Records supplied =
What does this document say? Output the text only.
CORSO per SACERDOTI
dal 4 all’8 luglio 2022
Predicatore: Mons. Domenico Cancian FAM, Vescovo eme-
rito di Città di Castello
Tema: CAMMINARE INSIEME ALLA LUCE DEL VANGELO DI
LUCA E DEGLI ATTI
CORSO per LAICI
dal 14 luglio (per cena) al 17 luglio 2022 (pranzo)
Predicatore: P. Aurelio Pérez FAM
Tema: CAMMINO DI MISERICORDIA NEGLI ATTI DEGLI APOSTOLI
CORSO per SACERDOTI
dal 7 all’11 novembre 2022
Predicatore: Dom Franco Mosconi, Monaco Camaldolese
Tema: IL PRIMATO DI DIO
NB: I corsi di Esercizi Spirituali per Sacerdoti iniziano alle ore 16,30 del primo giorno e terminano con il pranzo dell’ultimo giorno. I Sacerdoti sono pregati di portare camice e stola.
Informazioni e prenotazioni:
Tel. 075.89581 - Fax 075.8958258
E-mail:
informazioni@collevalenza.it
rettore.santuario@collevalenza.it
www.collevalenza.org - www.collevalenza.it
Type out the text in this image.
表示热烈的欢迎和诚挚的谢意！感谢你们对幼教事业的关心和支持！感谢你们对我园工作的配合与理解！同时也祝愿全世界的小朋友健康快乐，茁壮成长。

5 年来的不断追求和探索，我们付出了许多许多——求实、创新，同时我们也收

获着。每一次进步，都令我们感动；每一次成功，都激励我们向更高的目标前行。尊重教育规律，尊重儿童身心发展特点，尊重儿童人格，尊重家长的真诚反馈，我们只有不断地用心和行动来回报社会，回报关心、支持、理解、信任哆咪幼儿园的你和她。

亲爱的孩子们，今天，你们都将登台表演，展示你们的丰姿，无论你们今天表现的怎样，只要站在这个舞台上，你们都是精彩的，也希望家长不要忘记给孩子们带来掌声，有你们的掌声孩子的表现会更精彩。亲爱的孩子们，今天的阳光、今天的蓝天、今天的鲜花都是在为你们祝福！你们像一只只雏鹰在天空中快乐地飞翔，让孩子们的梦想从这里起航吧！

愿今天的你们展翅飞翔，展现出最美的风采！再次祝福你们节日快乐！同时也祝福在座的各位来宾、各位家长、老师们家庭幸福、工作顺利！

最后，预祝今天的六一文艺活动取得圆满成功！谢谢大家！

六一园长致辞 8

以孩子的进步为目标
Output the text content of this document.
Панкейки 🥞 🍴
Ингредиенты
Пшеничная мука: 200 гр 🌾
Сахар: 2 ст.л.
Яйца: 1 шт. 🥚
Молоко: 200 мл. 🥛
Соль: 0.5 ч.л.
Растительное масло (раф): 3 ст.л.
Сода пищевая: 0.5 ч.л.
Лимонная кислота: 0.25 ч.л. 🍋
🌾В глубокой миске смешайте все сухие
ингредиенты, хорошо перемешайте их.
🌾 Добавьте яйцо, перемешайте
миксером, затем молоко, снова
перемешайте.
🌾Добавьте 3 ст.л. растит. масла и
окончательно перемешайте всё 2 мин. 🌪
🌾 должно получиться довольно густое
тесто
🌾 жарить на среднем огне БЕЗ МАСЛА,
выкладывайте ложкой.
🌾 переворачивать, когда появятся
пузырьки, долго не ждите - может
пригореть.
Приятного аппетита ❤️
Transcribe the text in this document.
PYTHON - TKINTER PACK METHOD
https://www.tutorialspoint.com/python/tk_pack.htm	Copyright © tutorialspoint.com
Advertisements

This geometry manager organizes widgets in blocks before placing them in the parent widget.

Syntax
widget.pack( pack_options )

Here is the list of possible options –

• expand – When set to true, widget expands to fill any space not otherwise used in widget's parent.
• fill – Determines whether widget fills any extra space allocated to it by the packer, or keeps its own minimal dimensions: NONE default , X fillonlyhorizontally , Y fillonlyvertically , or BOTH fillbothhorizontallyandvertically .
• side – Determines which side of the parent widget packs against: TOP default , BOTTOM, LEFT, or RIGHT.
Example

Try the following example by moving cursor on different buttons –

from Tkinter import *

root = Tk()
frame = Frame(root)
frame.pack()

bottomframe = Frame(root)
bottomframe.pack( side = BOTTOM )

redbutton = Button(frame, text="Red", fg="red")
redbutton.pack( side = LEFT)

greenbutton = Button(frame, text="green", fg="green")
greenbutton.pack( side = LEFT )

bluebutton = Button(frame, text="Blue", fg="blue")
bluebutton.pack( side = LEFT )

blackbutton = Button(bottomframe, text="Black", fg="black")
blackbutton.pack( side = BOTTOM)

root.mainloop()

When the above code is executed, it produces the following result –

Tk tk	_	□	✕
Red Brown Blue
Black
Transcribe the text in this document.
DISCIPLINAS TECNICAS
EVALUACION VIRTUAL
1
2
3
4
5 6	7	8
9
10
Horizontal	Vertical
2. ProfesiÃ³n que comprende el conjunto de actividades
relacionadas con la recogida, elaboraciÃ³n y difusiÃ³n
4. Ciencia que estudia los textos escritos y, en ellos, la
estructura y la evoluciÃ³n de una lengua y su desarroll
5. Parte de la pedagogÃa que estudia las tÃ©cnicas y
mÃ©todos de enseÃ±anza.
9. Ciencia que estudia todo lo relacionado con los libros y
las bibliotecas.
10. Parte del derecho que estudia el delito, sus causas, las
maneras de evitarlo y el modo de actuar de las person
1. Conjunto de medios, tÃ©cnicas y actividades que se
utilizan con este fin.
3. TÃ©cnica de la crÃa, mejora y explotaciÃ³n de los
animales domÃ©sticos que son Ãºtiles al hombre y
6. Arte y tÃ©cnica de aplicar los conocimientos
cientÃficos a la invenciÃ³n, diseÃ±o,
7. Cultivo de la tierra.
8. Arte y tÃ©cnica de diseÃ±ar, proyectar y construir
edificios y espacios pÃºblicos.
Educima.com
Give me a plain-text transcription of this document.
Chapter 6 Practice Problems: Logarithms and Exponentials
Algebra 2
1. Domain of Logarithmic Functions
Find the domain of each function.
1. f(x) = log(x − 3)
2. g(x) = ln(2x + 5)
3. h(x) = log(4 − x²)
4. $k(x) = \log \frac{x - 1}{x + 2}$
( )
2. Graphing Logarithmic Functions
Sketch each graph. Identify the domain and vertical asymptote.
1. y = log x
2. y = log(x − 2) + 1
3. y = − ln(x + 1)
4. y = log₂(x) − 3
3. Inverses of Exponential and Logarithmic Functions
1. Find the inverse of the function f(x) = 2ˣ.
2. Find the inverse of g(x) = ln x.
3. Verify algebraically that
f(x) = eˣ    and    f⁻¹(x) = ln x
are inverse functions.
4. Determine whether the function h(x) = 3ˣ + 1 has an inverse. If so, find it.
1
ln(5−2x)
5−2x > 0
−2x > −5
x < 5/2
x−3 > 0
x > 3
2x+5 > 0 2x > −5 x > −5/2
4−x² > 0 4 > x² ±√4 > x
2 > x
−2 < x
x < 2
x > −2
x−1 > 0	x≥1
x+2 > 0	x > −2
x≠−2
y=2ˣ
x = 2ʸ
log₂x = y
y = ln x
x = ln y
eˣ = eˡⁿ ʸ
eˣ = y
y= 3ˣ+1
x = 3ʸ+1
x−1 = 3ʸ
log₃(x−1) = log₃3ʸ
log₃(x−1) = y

Stated task = Transcribe all the entries, keeping each one exactly as it is.

Written answer =
What does this document say? Output the text only.
CORSO per SACERDOTI
dal 4 all’8 luglio 2022
Predicatore: Mons. Domenico Cancian FAM, Vescovo eme-
rito di Città di Castello
Tema: CAMMINARE INSIEME ALLA LUCE DEL VANGELO DI
LUCA E DEGLI ATTI
CORSO per LAICI
dal 14 luglio (per cena) al 17 luglio 2022 (pranzo)
Predicatore: P. Aurelio Pérez FAM
Tema: CAMMINO DI MISERICORDIA NEGLI ATTI DEGLI APOSTOLI
CORSO per SACERDOTI
dal 7 all’11 novembre 2022
Predicatore: Dom Franco Mosconi, Monaco Camaldolese
Tema: IL PRIMATO DI DIO
NB: I corsi di Esercizi Spirituali per Sacerdoti iniziano alle ore 16,30 del primo giorno e terminano con il pranzo dell’ultimo giorno. I Sacerdoti sono pregati di portare camice e stola.
Informazioni e prenotazioni:
Tel. 075.89581 - Fax 075.8958258
E-mail:
informazioni@collevalenza.it
rettore.santuario@collevalenza.it
www.collevalenza.org - www.collevalenza.it
Type out the text in this image.
表示热烈的欢迎和诚挚的谢意！感谢你们对幼教事业的关心和支持！感谢你们对我园工作的配合与理解！同时也祝愿全世界的小朋友健康快乐，茁壮成长。

5 年来的不断追求和探索，我们付出了许多许多——求实、创新，同时我们也收

获着。每一次进步，都令我们感动；每一次成功，都激励我们向更高的目标前行。尊重教育规律，尊重儿童身心发展特点，尊重儿童人格，尊重家长的真诚反馈，我们只有不断地用心和行动来回报社会，回报关心、支持、理解、信任哆咪幼儿园的你和她。

亲爱的孩子们，今天，你们都将登台表演，展示你们的丰姿，无论你们今天表现的怎样，只要站在这个舞台上，你们都是精彩的，也希望家长不要忘记给孩子们带来掌声，有你们的掌声孩子的表现会更精彩。亲爱的孩子们，今天的阳光、今天的蓝天、今天的鲜花都是在为你们祝福！你们像一只只雏鹰在天空中快乐地飞翔，让孩子们的梦想从这里起航吧！

愿今天的你们展翅飞翔，展现出最美的风采！再次祝福你们节日快乐！同时也祝福在座的各位来宾、各位家长、老师们家庭幸福、工作顺利！

最后，预祝今天的六一文艺活动取得圆满成功！谢谢大家！

六一园长致辞 8

以孩子的进步为目标
Output the text content of this document.
Панкейки 🥞 🍴
Ингредиенты
Пшеничная мука: 200 гр 🌾
Сахар: 2 ст.л.
Яйца: 1 шт. 🥚
Молоко: 200 мл. 🥛
Соль: 0.5 ч.л.
Растительное масло (раф): 3 ст.л.
Сода пищевая: 0.5 ч.л.
Лимонная кислота: 0.25 ч.л. 🍋
🌾В глубокой миске смешайте все сухие
ингредиенты, хорошо перемешайте их.
🌾 Добавьте яйцо, перемешайте
миксером, затем молоко, снова
перемешайте.
🌾Добавьте 3 ст.л. растит. масла и
окончательно перемешайте всё 2 мин. 🌪
🌾 должно получиться довольно густое
тесто
🌾 жарить на среднем огне БЕЗ МАСЛА,
выкладывайте ложкой.
🌾 переворачивать, когда появятся
пузырьки, долго не ждите - может
пригореть.
Приятного аппетита ❤️
Transcribe the text in this document.
PYTHON - TKINTER PACK METHOD
https://www.tutorialspoint.com/python/tk_pack.htm	Copyright © tutorialspoint.com
Advertisements

This geometry manager organizes widgets in blocks before placing them in the parent widget.

Syntax
widget.pack( pack_options )

Here is the list of possible options –

• expand – When set to true, widget expands to fill any space not otherwise used in widget's parent.
• fill – Determines whether widget fills any extra space allocated to it by the packer, or keeps its own minimal dimensions: NONE default , X fillonlyhorizontally , Y fillonlyvertically , or BOTH fillbothhorizontallyandvertically .
• side – Determines which side of the parent widget packs against: TOP default , BOTTOM, LEFT, or RIGHT.
Example

Try the following example by moving cursor on different buttons –

from Tkinter import *

root = Tk()
frame = Frame(root)
frame.pack()

bottomframe = Frame(root)
bottomframe.pack( side = BOTTOM )

redbutton = Button(frame, text="Red", fg="red")
redbutton.pack( side = LEFT)

greenbutton = Button(frame, text="green", fg="green")
greenbutton.pack( side = LEFT )

bluebutton = Button(frame, text="Blue", fg="blue")
bluebutton.pack( side = LEFT )

blackbutton = Button(bottomframe, text="Black", fg="black")
blackbutton.pack( side = BOTTOM)

root.mainloop()

When the above code is executed, it produces the following result –

Tk tk	_	□	✕
Red Brown Blue
Black
Transcribe the text in this document.
DISCIPLINAS TECNICAS
EVALUACION VIRTUAL
1
2
3
4
5 6	7	8
9
10
Horizontal	Vertical
2. ProfesiÃ³n que comprende el conjunto de actividades
relacionadas con la recogida, elaboraciÃ³n y difusiÃ³n
4. Ciencia que estudia los textos escritos y, en ellos, la
estructura y la evoluciÃ³n de una lengua y su desarroll
5. Parte de la pedagogÃa que estudia las tÃ©cnicas y
mÃ©todos de enseÃ±anza.
9. Ciencia que estudia todo lo relacionado con los libros y
las bibliotecas.
10. Parte del derecho que estudia el delito, sus causas, las
maneras de evitarlo y el modo de actuar de las person
1. Conjunto de medios, tÃ©cnicas y actividades que se
utilizan con este fin.
3. TÃ©cnica de la crÃa, mejora y explotaciÃ³n de los
animales domÃ©sticos que son Ãºtiles al hombre y
6. Arte y tÃ©cnica de aplicar los conocimientos
cientÃficos a la invenciÃ³n, diseÃ±o,
7. Cultivo de la tierra.
8. Arte y tÃ©cnica de diseÃ±ar, proyectar y construir
edificios y espacios pÃºblicos.
Educima.com
Give me a plain-text transcription of this document.
Chapter 6 Practice Problems: Logarithms and Exponentials
Algebra 2
1. Domain of Logarithmic Functions
Find the domain of each function.
1. f(x) = log(x − 3)
2. g(x) = ln(2x + 5)
3. h(x) = log(4 − x²)
4. $k(x) = \log \frac{x - 1}{x + 2}$
( )
2. Graphing Logarithmic Functions
Sketch each graph. Identify the domain and vertical asymptote.
1. y = log x
2. y = log(x − 2) + 1
3. y = − ln(x + 1)
4. y = log₂(x) − 3
3. Inverses of Exponential and Logarithmic Functions
1. Find the inverse of the function f(x) = 2ˣ.
2. Find the inverse of g(x) = ln x.
3. Verify algebraically that
f(x) = eˣ    and    f⁻¹(x) = ln x
are inverse functions.
4. Determine whether the function h(x) = 3ˣ + 1 has an inverse. If so, find it.
1
ln(5−2x)
5−2x > 0
−2x > −5
x < 5/2
x−3 > 0
x > 3
2x+5 > 0 2x > −5 x > −5/2
4−x² > 0 4 > x² ±√4 > x
2 > x
−2 < x
x < 2
x > −2
x−1 > 0	x≥1
x+2 > 0	x > −2
x≠−2
y=2ˣ
x = 2ʸ
log₂x = y
y = ln x
x = ln y
eˣ = eˡⁿ ʸ
eˣ = y
y= 3ˣ+1
x = 3ʸ+1
x−1 = 3ʸ
log₃(x−1) = log₃3ʸ
log₃(x−1) = y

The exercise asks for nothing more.